Record excerpts Block Start
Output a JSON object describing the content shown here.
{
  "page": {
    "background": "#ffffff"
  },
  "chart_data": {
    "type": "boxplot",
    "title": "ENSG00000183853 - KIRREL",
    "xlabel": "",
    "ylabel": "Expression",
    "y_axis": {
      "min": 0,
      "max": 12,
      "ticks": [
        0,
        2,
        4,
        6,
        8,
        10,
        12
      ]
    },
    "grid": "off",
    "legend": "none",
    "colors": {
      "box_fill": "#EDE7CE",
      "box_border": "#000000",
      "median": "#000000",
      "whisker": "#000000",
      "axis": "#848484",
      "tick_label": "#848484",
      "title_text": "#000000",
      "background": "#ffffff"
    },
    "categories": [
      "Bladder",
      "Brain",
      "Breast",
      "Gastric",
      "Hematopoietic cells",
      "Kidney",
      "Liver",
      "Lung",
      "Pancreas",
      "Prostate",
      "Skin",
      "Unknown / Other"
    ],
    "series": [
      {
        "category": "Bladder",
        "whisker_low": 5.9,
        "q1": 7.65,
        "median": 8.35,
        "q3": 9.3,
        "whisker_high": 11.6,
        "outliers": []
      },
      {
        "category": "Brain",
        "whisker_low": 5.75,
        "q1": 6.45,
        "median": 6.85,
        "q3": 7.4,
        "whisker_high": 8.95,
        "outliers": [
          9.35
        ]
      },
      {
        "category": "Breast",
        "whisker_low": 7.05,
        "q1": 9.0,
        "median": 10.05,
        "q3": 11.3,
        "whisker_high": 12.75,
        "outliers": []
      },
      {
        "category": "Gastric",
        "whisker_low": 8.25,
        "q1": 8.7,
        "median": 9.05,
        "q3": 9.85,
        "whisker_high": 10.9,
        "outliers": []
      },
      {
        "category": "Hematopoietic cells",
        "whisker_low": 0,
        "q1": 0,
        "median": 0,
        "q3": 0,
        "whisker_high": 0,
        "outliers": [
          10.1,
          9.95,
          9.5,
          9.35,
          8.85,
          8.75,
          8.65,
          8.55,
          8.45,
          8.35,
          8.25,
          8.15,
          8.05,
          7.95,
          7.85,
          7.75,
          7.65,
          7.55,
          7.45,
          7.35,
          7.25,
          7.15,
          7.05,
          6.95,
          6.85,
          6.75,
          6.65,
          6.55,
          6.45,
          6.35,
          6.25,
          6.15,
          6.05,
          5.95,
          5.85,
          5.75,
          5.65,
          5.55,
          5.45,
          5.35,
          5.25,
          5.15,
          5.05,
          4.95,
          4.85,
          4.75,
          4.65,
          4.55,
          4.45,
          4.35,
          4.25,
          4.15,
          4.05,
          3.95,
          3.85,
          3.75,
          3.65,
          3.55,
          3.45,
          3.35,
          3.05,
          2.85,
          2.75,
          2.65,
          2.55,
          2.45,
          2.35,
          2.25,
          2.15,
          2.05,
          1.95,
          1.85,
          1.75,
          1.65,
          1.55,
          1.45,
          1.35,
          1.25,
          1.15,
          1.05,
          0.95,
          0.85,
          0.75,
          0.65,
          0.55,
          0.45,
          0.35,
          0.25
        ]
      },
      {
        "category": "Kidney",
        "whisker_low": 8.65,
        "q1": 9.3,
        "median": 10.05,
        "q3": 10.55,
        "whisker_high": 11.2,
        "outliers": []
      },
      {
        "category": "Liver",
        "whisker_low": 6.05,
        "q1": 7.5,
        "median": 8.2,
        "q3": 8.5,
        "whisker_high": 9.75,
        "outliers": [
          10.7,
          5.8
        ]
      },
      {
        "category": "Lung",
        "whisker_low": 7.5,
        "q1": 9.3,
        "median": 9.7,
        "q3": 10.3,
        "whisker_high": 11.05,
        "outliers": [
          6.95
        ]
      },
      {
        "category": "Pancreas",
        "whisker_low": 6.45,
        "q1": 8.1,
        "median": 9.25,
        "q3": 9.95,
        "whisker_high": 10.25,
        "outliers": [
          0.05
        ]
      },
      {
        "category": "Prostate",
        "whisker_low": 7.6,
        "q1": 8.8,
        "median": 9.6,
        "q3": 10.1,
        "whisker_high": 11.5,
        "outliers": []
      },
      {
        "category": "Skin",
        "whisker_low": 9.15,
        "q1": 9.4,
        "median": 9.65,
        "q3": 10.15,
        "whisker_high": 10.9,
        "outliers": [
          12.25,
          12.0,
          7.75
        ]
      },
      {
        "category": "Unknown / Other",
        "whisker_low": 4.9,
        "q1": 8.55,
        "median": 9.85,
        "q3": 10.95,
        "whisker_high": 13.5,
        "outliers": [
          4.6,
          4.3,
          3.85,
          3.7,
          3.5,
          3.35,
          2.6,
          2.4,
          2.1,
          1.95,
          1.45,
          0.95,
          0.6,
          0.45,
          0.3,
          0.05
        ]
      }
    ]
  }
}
Record excerpts Block End
### The problem
Copy out the data above, word for word.

### Finished task
Output a JSON object describing the content shown here.
{
  "page": {
    "background": "#ffffff"
  },
  "chart_data": {
    "type": "boxplot",
    "title": "ENSG00000183853 - KIRREL",
    "xlabel": "",
    "ylabel": "Expression",
    "y_axis": {
      "min": 0,
      "max": 12,
      "ticks": [
        0,
        2,
        4,
        6,
        8,
        10,
        12
      ]
    },
    "grid": "off",
    "legend": "none",
    "colors": {
      "box_fill": "#EDE7CE",
      "box_border": "#000000",
      "median": "#000000",
      "whisker": "#000000",
      "axis": "#848484",
      "tick_label": "#848484",
      "title_text": "#000000",
      "background": "#ffffff"
    },
    "categories": [
      "Bladder",
      "Brain",
      "Breast",
      "Gastric",
      "Hematopoietic cells",
      "Kidney",
      "Liver",
      "Lung",
      "Pancreas",
      "Prostate",
      "Skin",
      "Unknown / Other"
    ],
    "series": [
      {
        "category": "Bladder",
        "whisker_low": 5.9,
        "q1": 7.65,
        "median": 8.35,
        "q3": 9.3,
        "whisker_high": 11.6,
        "outliers": []
      },
      {
        "category": "Brain",
        "whisker_low": 5.75,
        "q1": 6.45,
        "median": 6.85,
        "q3": 7.4,
        "whisker_high": 8.95,
        "outliers": [
          9.35
        ]
      },
      {
        "category": "Breast",
        "whisker_low": 7.05,
        "q1": 9.0,
        "median": 10.05,
        "q3": 11.3,
        "whisker_high": 12.75,
        "outliers": []
      },
      {
        "category": "Gastric",
        "whisker_low": 8.25,
        "q1": 8.7,
        "median": 9.05,
        "q3": 9.85,
        "whisker_high": 10.9,
        "outliers": []
      },
      {
        "category": "Hematopoietic cells",
        "whisker_low": 0,
        "q1": 0,
        "median": 0,
        "q3": 0,
        "whisker_high": 0,
        "outliers": [
          10.1,
          9.95,
          9.5,
          9.35,
          8.85,
          8.75,
          8.65,
          8.55,
          8.45,
          8.35,
          8.25,
          8.15,
          8.05,
          7.95,
          7.85,
          7.75,
          7.65,
          7.55,
          7.45,
          7.35,
          7.25,
          7.15,
          7.05,
          6.95,
          6.85,
          6.75,
          6.65,
          6.55,
          6.45,
          6.35,
          6.25,
          6.15,
          6.05,
          5.95,
          5.85,
          5.75,
          5.65,
          5.55,
          5.45,
          5.35,
          5.25,
          5.15,
          5.05,
          4.95,
          4.85,
          4.75,
          4.65,
          4.55,
          4.45,
          4.35,
          4.25,
          4.15,
          4.05,
          3.95,
          3.85,
          3.75,
          3.65,
          3.55,
          3.45,
          3.35,
          3.05,
          2.85,
          2.75,
          2.65,
          2.55,
          2.45,
          2.35,
          2.25,
          2.15,
          2.05,
          1.95,
          1.85,
          1.75,
          1.65,
          1.55,
          1.45,
          1.35,
          1.25,
          1.15,
          1.05,
          0.95,
          0.85,
          0.75,
          0.65,
          0.55,
          0.45,
          0.35,
          0.25
        ]
      },
      {
        "category": "Kidney",
        "whisker_low": 8.65,
        "q1": 9.3,
        "median": 10.05,
        "q3": 10.55,
        "whisker_high": 11.2,
        "outliers": []
      },
      {
        "category": "Liver",
        "whisker_low": 6.05,
        "q1": 7.5,
        "median": 8.2,
        "q3": 8.5,
        "whisker_high": 9.75,
        "outliers": [
          10.7,
          5.8
        ]
      },
      {
        "category": "Lung",
        "whisker_low": 7.5,
        "q1": 9.3,
        "median": 9.7,
        "q3": 10.3,
        "whisker_high": 11.05,
        "outliers": [
          6.95
        ]
      },
      {
        "category": "Pancreas",
        "whisker_low": 6.45,
        "q1": 8.1,
        "median": 9.25,
        "q3": 9.95,
        "whisker_high": 10.25,
        "outliers": [
          0.05
        ]
      },
      {
        "category": "Prostate",
        "whisker_low": 7.6,
        "q1": 8.8,
        "median": 9.6,
        "q3": 10.1,
        "whisker_high": 11.5,
        "outliers": []
      },
      {
        "category": "Skin",
        "whisker_low": 9.15,
        "q1": 9.4,
        "median": 9.65,
        "q3": 10.15,
        "whisker_high": 10.9,
        "outliers": [
          12.25,
          12.0,
          7.75
        ]
      },
      {
        "category": "Unknown / Other",
        "whisker_low": 4.9,
        "q1": 8.55,
        "median": 9.85,
        "q3": 10.95,
        "whisker_high": 13.5,
        "outliers": [
          4.6,
          4.3,
          3.85,
          3.7,
          3.5,
          3.35,
          2.6,
          2.4,
          2.1,
          1.95,
          1.45,
          0.95,
          0.6,
          0.45,
          0.3,
          0.05
        ]
      }
    ]
  }
}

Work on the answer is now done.